WHAT THE TASK ASKS
Quote the records that follow in full, leaving the pictures out.

(Dataset records)

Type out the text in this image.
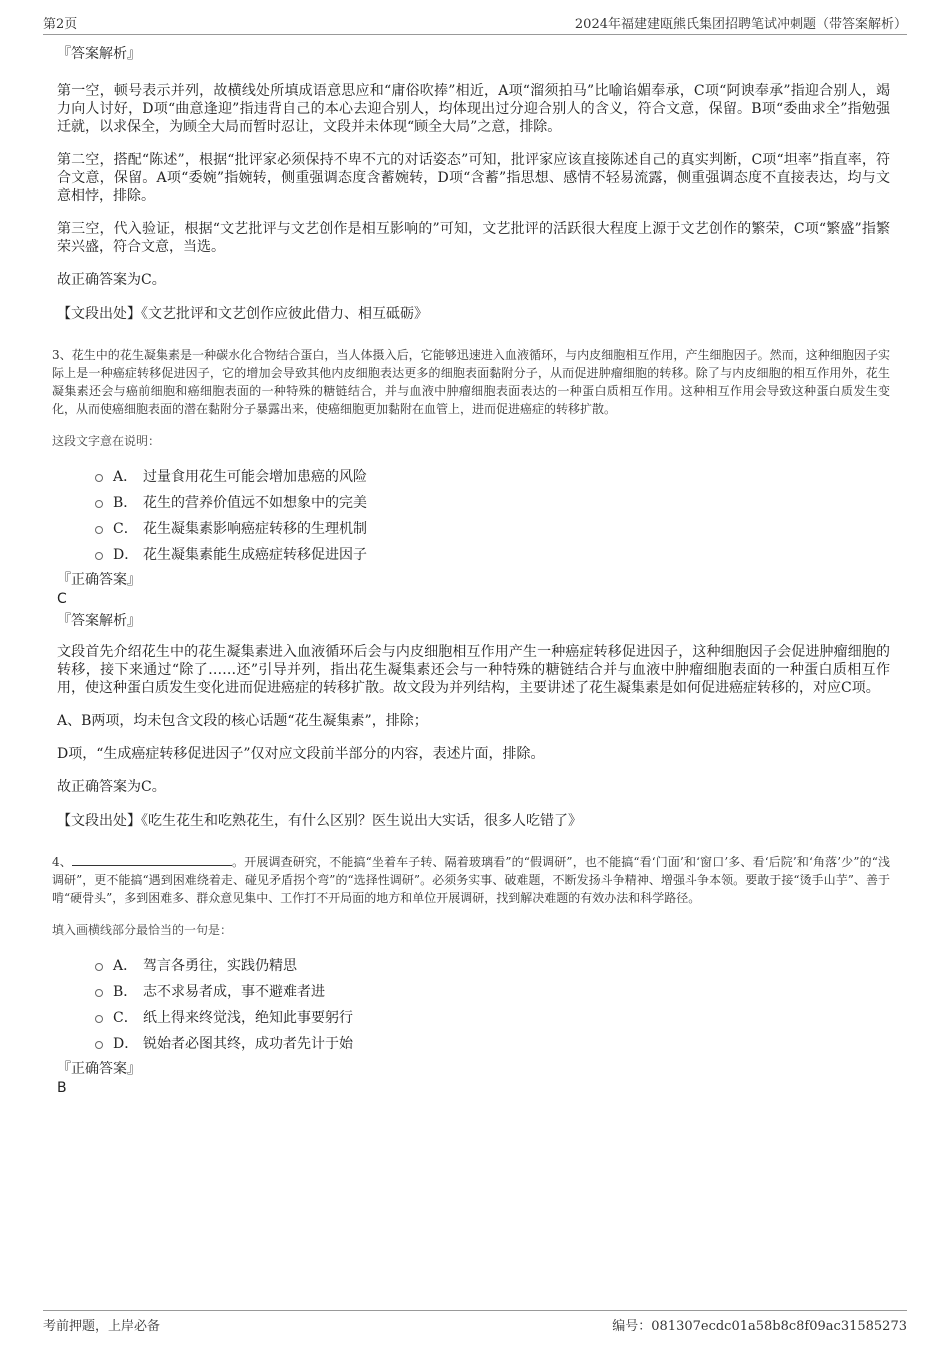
第2页	2024年福建建瓯熊氏集团招聘笔试冲刺题（带答案解析）

『答案解析』

第一空，顿号表示并列，故横线处所填成语意思应和“庸俗吹捧”相近，A项“溜须拍马”比喻谄媚奉承，C项“阿谀奉承”指迎合别人，竭力向人讨好，D项“曲意逢迎”指违背自己的本心去迎合别人，均体现出过分迎合别人的含义，符合文意，保留。B项“委曲求全”指勉强迁就，以求保全，为顾全大局而暂时忍让，文段并未体现“顾全大局”之意，排除。

第二空，搭配“陈述”，根据“批评家必须保持不卑不亢的对话姿态”可知，批评家应该直接陈述自己的真实判断，C项“坦率”指直率，符合文意，保留。A项“委婉”指婉转，侧重强调态度含蓄婉转，D项“含蓄”指思想、感情不轻易流露，侧重强调态度不直接表达，均与文意相悖，排除。

第三空，代入验证，根据“文艺批评与文艺创作是相互影响的”可知，文艺批评的活跃很大程度上源于文艺创作的繁荣，C项“繁盛”指繁荣兴盛，符合文意，当选。

故正确答案为C。

【文段出处】《文艺批评和文艺创作应彼此借力、相互砥砺》

3、花生中的花生凝集素是一种碳水化合物结合蛋白，当人体摄入后，它能够迅速进入血液循环，与内皮细胞相互作用，产生细胞因子。然而，这种细胞因子实际上是一种癌症转移促进因子，它的增加会导致其他内皮细胞表达更多的细胞表面黏附分子，从而促进肿瘤细胞的转移。除了与内皮细胞的相互作用外，花生凝集素还会与癌前细胞和癌细胞表面的一种特殊的糖链结合，并与血液中肿瘤细胞表面表达的一种蛋白质相互作用。这种相互作用会导致这种蛋白质发生变化，从而使癌细胞表面的潜在黏附分子暴露出来，使癌细胞更加黏附在血管上，进而促进癌症的转移扩散。

这段文字意在说明：

A． 过量食用花生可能会增加患癌的风险
B． 花生的营养价值远不如想象中的完美
C． 花生凝集素影响癌症转移的生理机制
D． 花生凝集素能生成癌症转移促进因子

『正确答案』

C

『答案解析』

文段首先介绍花生中的花生凝集素进入血液循环后会与内皮细胞相互作用产生一种癌症转移促进因子，这种细胞因子会促进肿瘤细胞的转移，接下来通过“除了……还”引导并列，指出花生凝集素还会与一种特殊的糖链结合并与血液中肿瘤细胞表面的一种蛋白质相互作用，使这种蛋白质发生变化进而促进癌症的转移扩散。故文段为并列结构，主要讲述了花生凝集素是如何促进癌症转移的，对应C项。

A、B两项，均未包含文段的核心话题“花生凝集素”，排除；

D项，“生成癌症转移促进因子”仅对应文段前半部分的内容，表述片面，排除。

故正确答案为C。

【文段出处】《吃生花生和吃熟花生，有什么区别？医生说出大实话，很多人吃错了》

4、	。开展调查研究，不能搞“坐着车子转、隔着玻璃看”的“假调研”，也不能搞“看‘门面’和‘窗口’多、看‘后院’和‘角落’少”的“浅调研”，更不能搞“遇到困难绕着走、碰见矛盾拐个弯”的“选择性调研”。必须务实事、破难题，不断发扬斗争精神、增强斗争本领。要敢于接“烫手山芋”、善于啃“硬骨头”，多到困难多、群众意见集中、工作打不开局面的地方和单位开展调研，找到解决难题的有效办法和科学路径。

填入画横线部分最恰当的一句是：

A． 驾言各勇往，实践仍精思
B． 志不求易者成，事不避难者进
C． 纸上得来终觉浅，绝知此事要躬行
D． 锐始者必图其终，成功者先计于始

『正确答案』

B

考前押题，上岸必备	编号：081307ecdc01a58b8c8f09ac31585273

SOLVED PROBLEM
Type out the text in this image.
第2页	2024年福建建瓯熊氏集团招聘笔试冲刺题（带答案解析）

『答案解析』

第一空，顿号表示并列，故横线处所填成语意思应和“庸俗吹捧”相近，A项“溜须拍马”比喻谄媚奉承，C项“阿谀奉承”指迎合别人，竭力向人讨好，D项“曲意逢迎”指违背自己的本心去迎合别人，均体现出过分迎合别人的含义，符合文意，保留。B项“委曲求全”指勉强迁就，以求保全，为顾全大局而暂时忍让，文段并未体现“顾全大局”之意，排除。

第二空，搭配“陈述”，根据“批评家必须保持不卑不亢的对话姿态”可知，批评家应该直接陈述自己的真实判断，C项“坦率”指直率，符合文意，保留。A项“委婉”指婉转，侧重强调态度含蓄婉转，D项“含蓄”指思想、感情不轻易流露，侧重强调态度不直接表达，均与文意相悖，排除。

第三空，代入验证，根据“文艺批评与文艺创作是相互影响的”可知，文艺批评的活跃很大程度上源于文艺创作的繁荣，C项“繁盛”指繁荣兴盛，符合文意，当选。

故正确答案为C。

【文段出处】《文艺批评和文艺创作应彼此借力、相互砥砺》

3、花生中的花生凝集素是一种碳水化合物结合蛋白，当人体摄入后，它能够迅速进入血液循环，与内皮细胞相互作用，产生细胞因子。然而，这种细胞因子实际上是一种癌症转移促进因子，它的增加会导致其他内皮细胞表达更多的细胞表面黏附分子，从而促进肿瘤细胞的转移。除了与内皮细胞的相互作用外，花生凝集素还会与癌前细胞和癌细胞表面的一种特殊的糖链结合，并与血液中肿瘤细胞表面表达的一种蛋白质相互作用。这种相互作用会导致这种蛋白质发生变化，从而使癌细胞表面的潜在黏附分子暴露出来，使癌细胞更加黏附在血管上，进而促进癌症的转移扩散。

这段文字意在说明：

A． 过量食用花生可能会增加患癌的风险
B． 花生的营养价值远不如想象中的完美
C． 花生凝集素影响癌症转移的生理机制
D． 花生凝集素能生成癌症转移促进因子

『正确答案』

C

『答案解析』

文段首先介绍花生中的花生凝集素进入血液循环后会与内皮细胞相互作用产生一种癌症转移促进因子，这种细胞因子会促进肿瘤细胞的转移，接下来通过“除了……还”引导并列，指出花生凝集素还会与一种特殊的糖链结合并与血液中肿瘤细胞表面的一种蛋白质相互作用，使这种蛋白质发生变化进而促进癌症的转移扩散。故文段为并列结构，主要讲述了花生凝集素是如何促进癌症转移的，对应C项。

A、B两项，均未包含文段的核心话题“花生凝集素”，排除；

D项，“生成癌症转移促进因子”仅对应文段前半部分的内容，表述片面，排除。

故正确答案为C。

【文段出处】《吃生花生和吃熟花生，有什么区别？医生说出大实话，很多人吃错了》

4、	。开展调查研究，不能搞“坐着车子转、隔着玻璃看”的“假调研”，也不能搞“看‘门面’和‘窗口’多、看‘后院’和‘角落’少”的“浅调研”，更不能搞“遇到困难绕着走、碰见矛盾拐个弯”的“选择性调研”。必须务实事、破难题，不断发扬斗争精神、增强斗争本领。要敢于接“烫手山芋”、善于啃“硬骨头”，多到困难多、群众意见集中、工作打不开局面的地方和单位开展调研，找到解决难题的有效办法和科学路径。

填入画横线部分最恰当的一句是：

A． 驾言各勇往，实践仍精思
B． 志不求易者成，事不避难者进
C． 纸上得来终觉浅，绝知此事要躬行
D． 锐始者必图其终，成功者先计于始

『正确答案』

B

考前押题，上岸必备	编号：081307ecdc01a58b8c8f09ac31585273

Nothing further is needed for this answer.